**Data entries:**

[START]

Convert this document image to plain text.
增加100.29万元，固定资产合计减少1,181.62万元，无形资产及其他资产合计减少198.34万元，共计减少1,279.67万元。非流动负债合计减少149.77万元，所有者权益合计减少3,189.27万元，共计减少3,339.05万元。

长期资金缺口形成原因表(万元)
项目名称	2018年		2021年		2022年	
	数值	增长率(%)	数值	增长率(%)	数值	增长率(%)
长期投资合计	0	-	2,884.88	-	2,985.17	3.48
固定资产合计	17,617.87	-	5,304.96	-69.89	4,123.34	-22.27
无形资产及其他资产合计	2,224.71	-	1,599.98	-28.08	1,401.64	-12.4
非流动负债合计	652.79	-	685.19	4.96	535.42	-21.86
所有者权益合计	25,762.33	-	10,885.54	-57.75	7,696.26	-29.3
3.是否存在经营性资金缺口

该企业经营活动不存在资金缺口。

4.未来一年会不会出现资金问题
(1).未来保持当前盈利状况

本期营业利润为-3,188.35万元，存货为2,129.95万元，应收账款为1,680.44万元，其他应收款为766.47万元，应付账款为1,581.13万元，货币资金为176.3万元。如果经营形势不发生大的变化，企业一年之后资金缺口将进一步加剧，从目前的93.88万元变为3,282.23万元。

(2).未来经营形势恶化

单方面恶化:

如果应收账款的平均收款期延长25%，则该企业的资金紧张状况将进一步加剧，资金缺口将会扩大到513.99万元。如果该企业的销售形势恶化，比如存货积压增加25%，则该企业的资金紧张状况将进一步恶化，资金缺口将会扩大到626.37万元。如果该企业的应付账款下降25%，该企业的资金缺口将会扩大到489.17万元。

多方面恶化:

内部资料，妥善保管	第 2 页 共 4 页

[END]

Repeat the records above exactly.

Convert this document image to plain text.
增加100.29万元，固定资产合计减少1,181.62万元，无形资产及其他资产合计减少198.34万元，共计减少1,279.67万元。非流动负债合计减少149.77万元，所有者权益合计减少3,189.27万元，共计减少3,339.05万元。

长期资金缺口形成原因表(万元)
项目名称	2018年		2021年		2022年	
	数值	增长率(%)	数值	增长率(%)	数值	增长率(%)
长期投资合计	0	-	2,884.88	-	2,985.17	3.48
固定资产合计	17,617.87	-	5,304.96	-69.89	4,123.34	-22.27
无形资产及其他资产合计	2,224.71	-	1,599.98	-28.08	1,401.64	-12.4
非流动负债合计	652.79	-	685.19	4.96	535.42	-21.86
所有者权益合计	25,762.33	-	10,885.54	-57.75	7,696.26	-29.3
3.是否存在经营性资金缺口

该企业经营活动不存在资金缺口。

4.未来一年会不会出现资金问题
(1).未来保持当前盈利状况

本期营业利润为-3,188.35万元，存货为2,129.95万元，应收账款为1,680.44万元，其他应收款为766.47万元，应付账款为1,581.13万元，货币资金为176.3万元。如果经营形势不发生大的变化，企业一年之后资金缺口将进一步加剧，从目前的93.88万元变为3,282.23万元。

(2).未来经营形势恶化

单方面恶化:

如果应收账款的平均收款期延长25%，则该企业的资金紧张状况将进一步加剧，资金缺口将会扩大到513.99万元。如果该企业的销售形势恶化，比如存货积压增加25%，则该企业的资金紧张状况将进一步恶化，资金缺口将会扩大到626.37万元。如果该企业的应付账款下降25%，该企业的资金缺口将会扩大到489.17万元。

多方面恶化:

内部资料，妥善保管	第 2 页 共 4 页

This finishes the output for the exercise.